**** MATERIAL

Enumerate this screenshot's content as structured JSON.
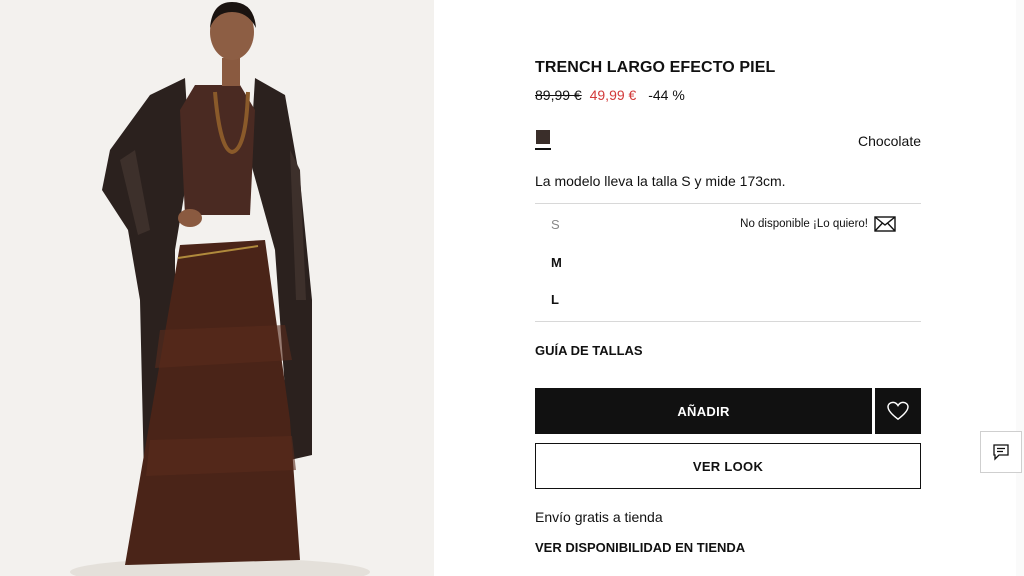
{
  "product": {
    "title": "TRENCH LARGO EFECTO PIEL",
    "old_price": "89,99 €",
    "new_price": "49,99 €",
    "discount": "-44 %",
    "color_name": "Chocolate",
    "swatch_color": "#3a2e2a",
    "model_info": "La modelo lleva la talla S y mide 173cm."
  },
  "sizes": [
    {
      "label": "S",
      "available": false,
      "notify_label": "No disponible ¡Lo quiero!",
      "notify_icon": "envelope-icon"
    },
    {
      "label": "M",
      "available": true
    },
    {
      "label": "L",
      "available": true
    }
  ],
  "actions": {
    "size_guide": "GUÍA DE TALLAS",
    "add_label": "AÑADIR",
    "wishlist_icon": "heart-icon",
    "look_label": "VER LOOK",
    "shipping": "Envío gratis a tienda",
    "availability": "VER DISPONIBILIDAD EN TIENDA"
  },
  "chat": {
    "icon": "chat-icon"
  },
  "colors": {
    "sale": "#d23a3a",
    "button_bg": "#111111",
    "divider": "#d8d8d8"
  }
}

********
**** MATERIAL

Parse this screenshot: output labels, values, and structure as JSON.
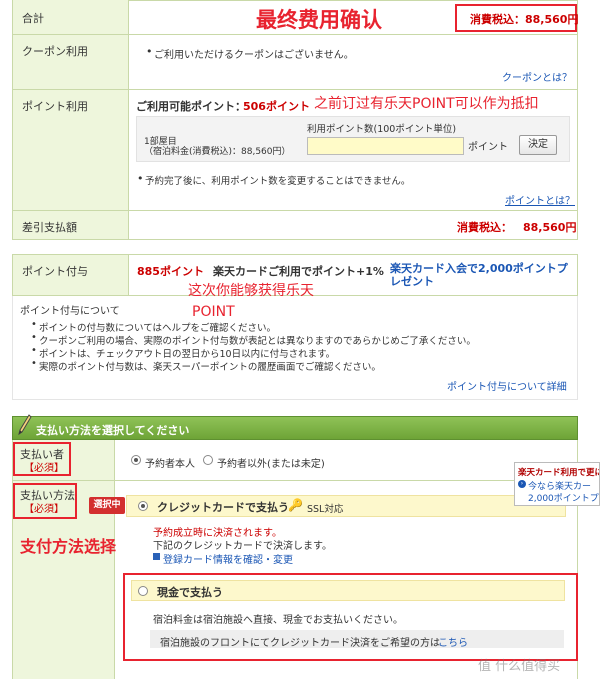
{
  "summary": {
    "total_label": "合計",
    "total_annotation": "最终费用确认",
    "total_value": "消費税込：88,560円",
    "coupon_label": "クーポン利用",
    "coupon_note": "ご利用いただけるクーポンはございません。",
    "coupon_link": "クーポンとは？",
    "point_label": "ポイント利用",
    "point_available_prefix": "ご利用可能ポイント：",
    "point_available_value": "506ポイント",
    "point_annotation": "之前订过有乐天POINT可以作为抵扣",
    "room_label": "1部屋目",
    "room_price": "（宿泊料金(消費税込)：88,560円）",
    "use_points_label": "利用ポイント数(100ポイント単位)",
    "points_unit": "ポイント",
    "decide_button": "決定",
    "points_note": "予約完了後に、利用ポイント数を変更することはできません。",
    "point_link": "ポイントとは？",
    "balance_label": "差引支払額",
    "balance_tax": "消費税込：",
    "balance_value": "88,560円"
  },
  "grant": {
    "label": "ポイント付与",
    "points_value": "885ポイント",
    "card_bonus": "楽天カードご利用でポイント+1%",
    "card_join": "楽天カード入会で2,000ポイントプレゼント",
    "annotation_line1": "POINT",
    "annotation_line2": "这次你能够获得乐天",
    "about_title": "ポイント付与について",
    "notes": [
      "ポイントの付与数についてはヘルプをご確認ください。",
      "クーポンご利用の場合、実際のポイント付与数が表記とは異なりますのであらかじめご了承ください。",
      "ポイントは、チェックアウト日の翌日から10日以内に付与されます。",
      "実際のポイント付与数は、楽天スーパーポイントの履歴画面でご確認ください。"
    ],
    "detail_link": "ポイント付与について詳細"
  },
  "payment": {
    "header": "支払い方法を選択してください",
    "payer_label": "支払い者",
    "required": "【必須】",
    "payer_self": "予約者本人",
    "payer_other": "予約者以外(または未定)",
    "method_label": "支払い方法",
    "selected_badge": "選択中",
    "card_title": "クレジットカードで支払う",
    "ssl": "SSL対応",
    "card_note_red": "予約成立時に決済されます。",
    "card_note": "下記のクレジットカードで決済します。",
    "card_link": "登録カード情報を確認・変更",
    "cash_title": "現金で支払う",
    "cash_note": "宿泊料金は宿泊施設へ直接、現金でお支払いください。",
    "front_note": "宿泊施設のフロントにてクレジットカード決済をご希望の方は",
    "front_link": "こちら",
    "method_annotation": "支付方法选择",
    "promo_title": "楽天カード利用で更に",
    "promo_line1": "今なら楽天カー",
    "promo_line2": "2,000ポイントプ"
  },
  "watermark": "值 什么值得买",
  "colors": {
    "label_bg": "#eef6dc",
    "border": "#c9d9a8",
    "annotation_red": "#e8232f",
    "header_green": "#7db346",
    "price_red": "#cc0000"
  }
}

********

=== WHAT IS REQUIRED ===
Look through the data and gather every line with the string "this" in it.

=== EXERCISE RESPONSE ===
Enumerate this screenshot's content as structured JSON.
Parse this screenshot: output labels, values, and structure as JSON.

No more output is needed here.